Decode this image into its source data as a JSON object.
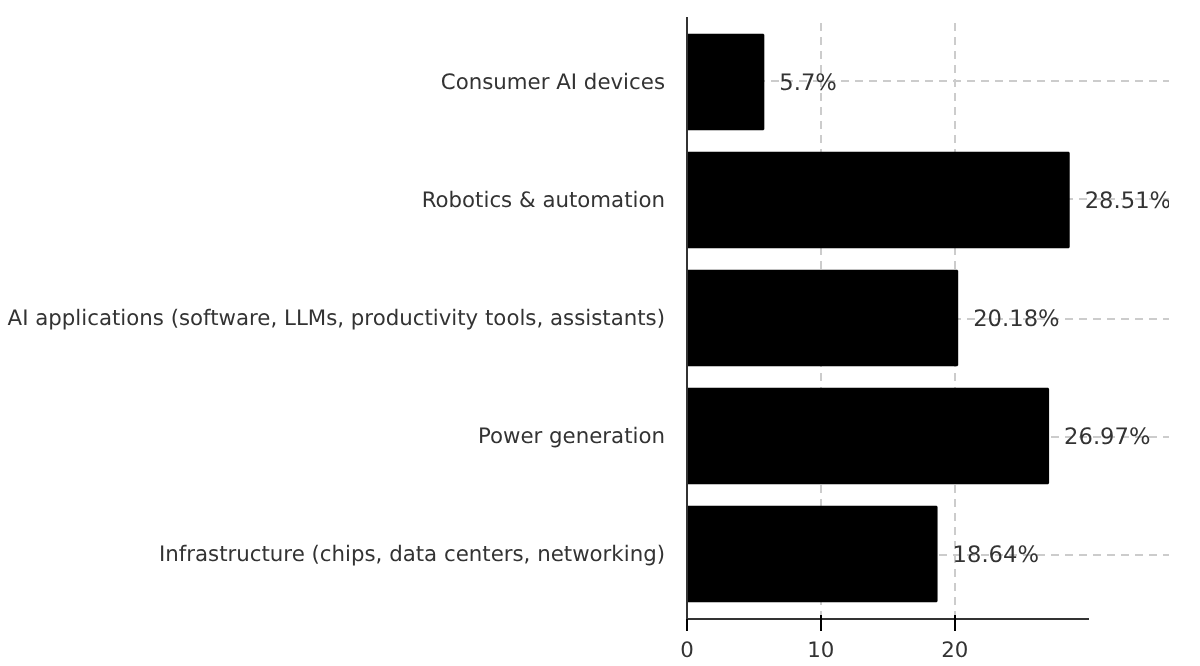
{
  "chart_data": {
    "type": "bar",
    "orientation": "horizontal",
    "categories": [
      "Consumer AI devices",
      "Robotics & automation",
      "AI applications (software, LLMs, productivity tools, assistants)",
      "Power generation",
      "Infrastructure (chips, data centers, networking)"
    ],
    "values": [
      5.7,
      28.51,
      20.18,
      26.97,
      18.64
    ],
    "value_labels": [
      "5.7%",
      "28.51%",
      "20.18%",
      "26.97%",
      "18.64%"
    ],
    "color": "#000000",
    "xlim": [
      0,
      30
    ],
    "xticks": [
      0,
      10,
      20
    ],
    "grid": true
  }
}
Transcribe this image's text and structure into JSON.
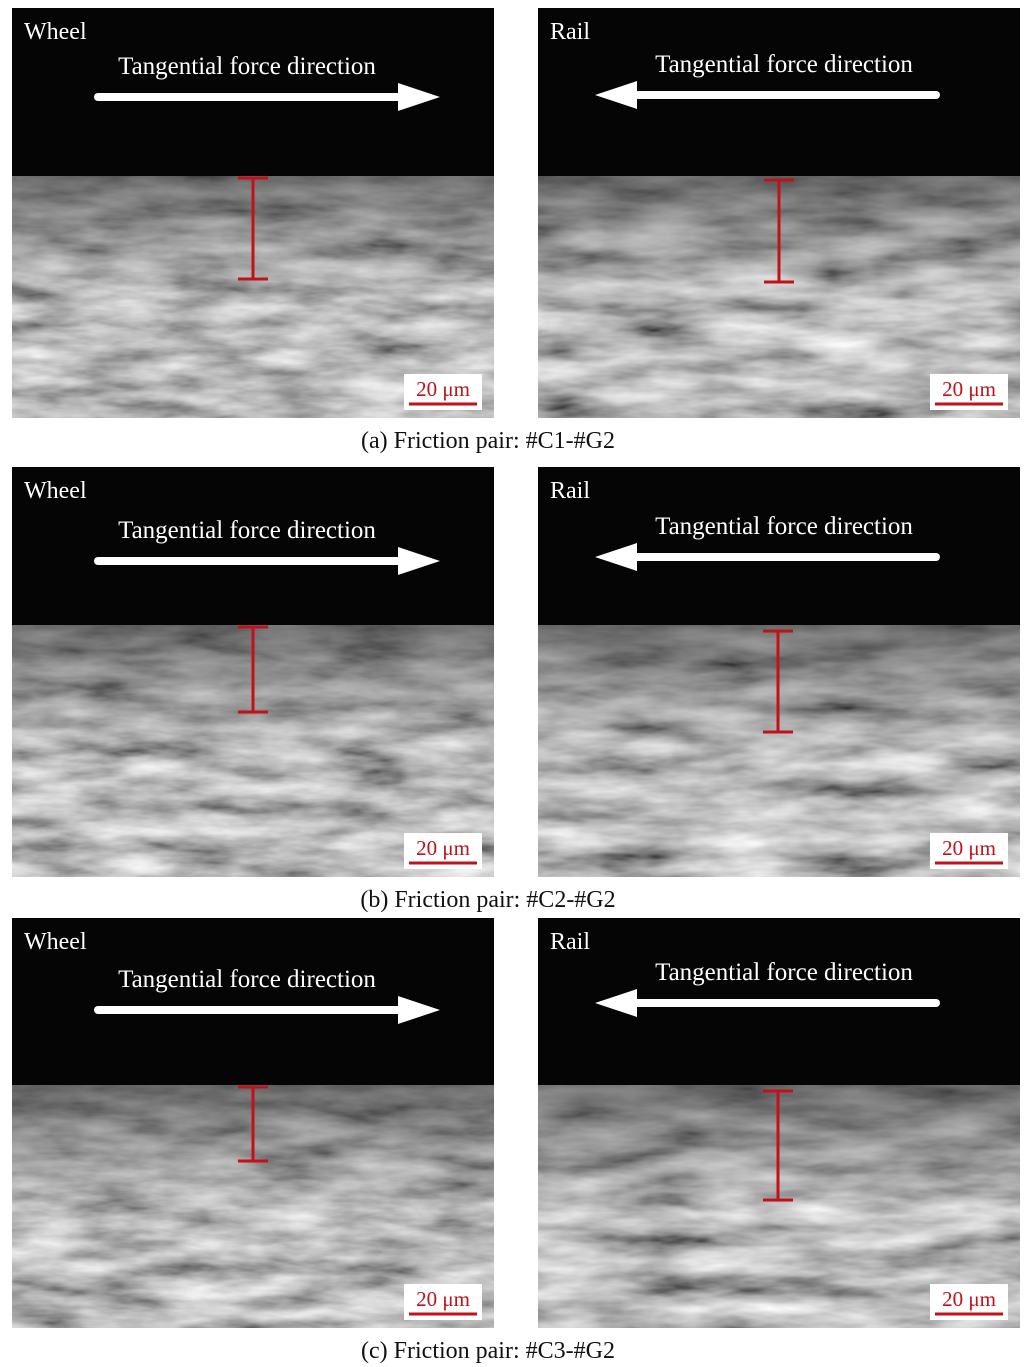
{
  "figure_rows": [
    {
      "caption": "(a) Friction pair: #C1-#G2",
      "panels": [
        {
          "label": "Wheel",
          "annotation": "Tangential force direction",
          "scale_bar": "20 μm"
        },
        {
          "label": "Rail",
          "annotation": "Tangential force direction",
          "scale_bar": "20 μm"
        }
      ]
    },
    {
      "caption": "(b) Friction pair: #C2-#G2",
      "panels": [
        {
          "label": "Wheel",
          "annotation": "Tangential force direction",
          "scale_bar": "20 μm"
        },
        {
          "label": "Rail",
          "annotation": "Tangential force direction",
          "scale_bar": "20 μm"
        }
      ]
    },
    {
      "caption": "(c) Friction pair: #C3-#G2",
      "panels": [
        {
          "label": "Wheel",
          "annotation": "Tangential force direction",
          "scale_bar": "20 μm"
        },
        {
          "label": "Rail",
          "annotation": "Tangential force direction",
          "scale_bar": "20 μm"
        }
      ]
    }
  ]
}
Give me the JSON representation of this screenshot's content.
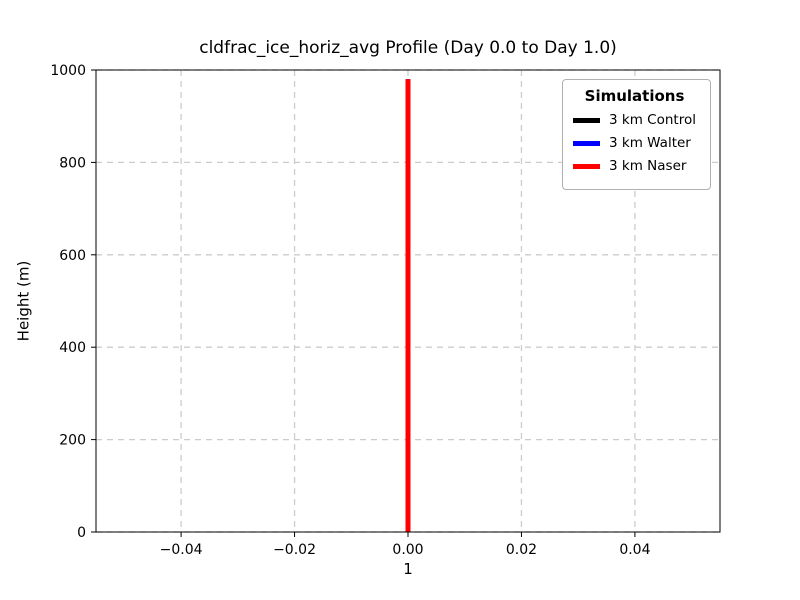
{
  "figure": {
    "background": "#ffffff"
  },
  "chart_data": {
    "type": "line",
    "title": "cldfrac_ice_horiz_avg Profile (Day 0.0 to Day 1.0)",
    "xlabel": "1",
    "ylabel": "Height (m)",
    "xlim": [
      -0.055,
      0.055
    ],
    "ylim": [
      0,
      1000
    ],
    "xticks": [
      -0.04,
      -0.02,
      0,
      0.02,
      0.04
    ],
    "xtick_labels": [
      "−0.04",
      "−0.02",
      "0.00",
      "0.02",
      "0.04"
    ],
    "yticks": [
      0,
      200,
      400,
      600,
      800,
      1000
    ],
    "ytick_labels": [
      "0",
      "200",
      "400",
      "600",
      "800",
      "1000"
    ],
    "grid": true,
    "grid_color": "#cccccc",
    "grid_dash": "6 5",
    "spine_color": "#000000",
    "legend": {
      "title": "Simulations",
      "position": "upper-right",
      "entries": [
        {
          "label": "3 km Control",
          "color": "#000000"
        },
        {
          "label": "3 km Walter",
          "color": "#0000ff"
        },
        {
          "label": "3 km Naser",
          "color": "#ff0000"
        }
      ]
    },
    "series": [
      {
        "name": "3 km Control",
        "color": "#000000",
        "linewidth": 5,
        "x": [
          0,
          0
        ],
        "y": [
          0,
          980
        ]
      },
      {
        "name": "3 km Walter",
        "color": "#0000ff",
        "linewidth": 5,
        "x": [
          0,
          0
        ],
        "y": [
          0,
          980
        ]
      },
      {
        "name": "3 km Naser",
        "color": "#ff0000",
        "linewidth": 5,
        "x": [
          0,
          0
        ],
        "y": [
          0,
          980
        ]
      }
    ]
  }
}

· · · ·

Print each record exactly as it stands, leaving the images out.

Decode this image into its source data as a JSON object.
{
  "chart_data": {
    "type": "bar",
    "orientation": "horizontal",
    "categories": [
      "Consumer AI devices",
      "Robotics & automation",
      "AI applications (software, LLMs, productivity tools, assistants)",
      "Power generation",
      "Infrastructure (chips, data centers, networking)"
    ],
    "values": [
      5.7,
      28.51,
      20.18,
      26.97,
      18.64
    ],
    "value_labels": [
      "5.7%",
      "28.51%",
      "20.18%",
      "26.97%",
      "18.64%"
    ],
    "color": "#000000",
    "xlim": [
      0,
      30
    ],
    "xticks": [
      0,
      10,
      20
    ],
    "grid": true
  }
}
Transcribe this image's text and structure into JSON.
{
  "figure_rows": [
    {
      "caption": "(a) Friction pair: #C1-#G2",
      "panels": [
        {
          "label": "Wheel",
          "annotation": "Tangential force direction",
          "scale_bar": "20 μm"
        },
        {
          "label": "Rail",
          "annotation": "Tangential force direction",
          "scale_bar": "20 μm"
        }
      ]
    },
    {
      "caption": "(b) Friction pair: #C2-#G2",
      "panels": [
        {
          "label": "Wheel",
          "annotation": "Tangential force direction",
          "scale_bar": "20 μm"
        },
        {
          "label": "Rail",
          "annotation": "Tangential force direction",
          "scale_bar": "20 μm"
        }
      ]
    },
    {
      "caption": "(c) Friction pair: #C3-#G2",
      "panels": [
        {
          "label": "Wheel",
          "annotation": "Tangential force direction",
          "scale_bar": "20 μm"
        },
        {
          "label": "Rail",
          "annotation": "Tangential force direction",
          "scale_bar": "20 μm"
        }
      ]
    }
  ]
}
Give me the JSON representation of this screenshot's content.
{
  "figure": {
    "background": "#ffffff"
  },
  "chart_data": {
    "type": "line",
    "title": "cldfrac_ice_horiz_avg Profile (Day 0.0 to Day 1.0)",
    "xlabel": "1",
    "ylabel": "Height (m)",
    "xlim": [
      -0.055,
      0.055
    ],
    "ylim": [
      0,
      1000
    ],
    "xticks": [
      -0.04,
      -0.02,
      0,
      0.02,
      0.04
    ],
    "xtick_labels": [
      "−0.04",
      "−0.02",
      "0.00",
      "0.02",
      "0.04"
    ],
    "yticks": [
      0,
      200,
      400,
      600,
      800,
      1000
    ],
    "ytick_labels": [
      "0",
      "200",
      "400",
      "600",
      "800",
      "1000"
    ],
    "grid": true,
    "grid_color": "#cccccc",
    "grid_dash": "6 5",
    "spine_color": "#000000",
    "legend": {
      "title": "Simulations",
      "position": "upper-right",
      "entries": [
        {
          "label": "3 km Control",
          "color": "#000000"
        },
        {
          "label": "3 km Walter",
          "color": "#0000ff"
        },
        {
          "label": "3 km Naser",
          "color": "#ff0000"
        }
      ]
    },
    "series": [
      {
        "name": "3 km Control",
        "color": "#000000",
        "linewidth": 5,
        "x": [
          0,
          0
        ],
        "y": [
          0,
          980
        ]
      },
      {
        "name": "3 km Walter",
        "color": "#0000ff",
        "linewidth": 5,
        "x": [
          0,
          0
        ],
        "y": [
          0,
          980
        ]
      },
      {
        "name": "3 km Naser",
        "color": "#ff0000",
        "linewidth": 5,
        "x": [
          0,
          0
        ],
        "y": [
          0,
          980
        ]
      }
    ]
  }
}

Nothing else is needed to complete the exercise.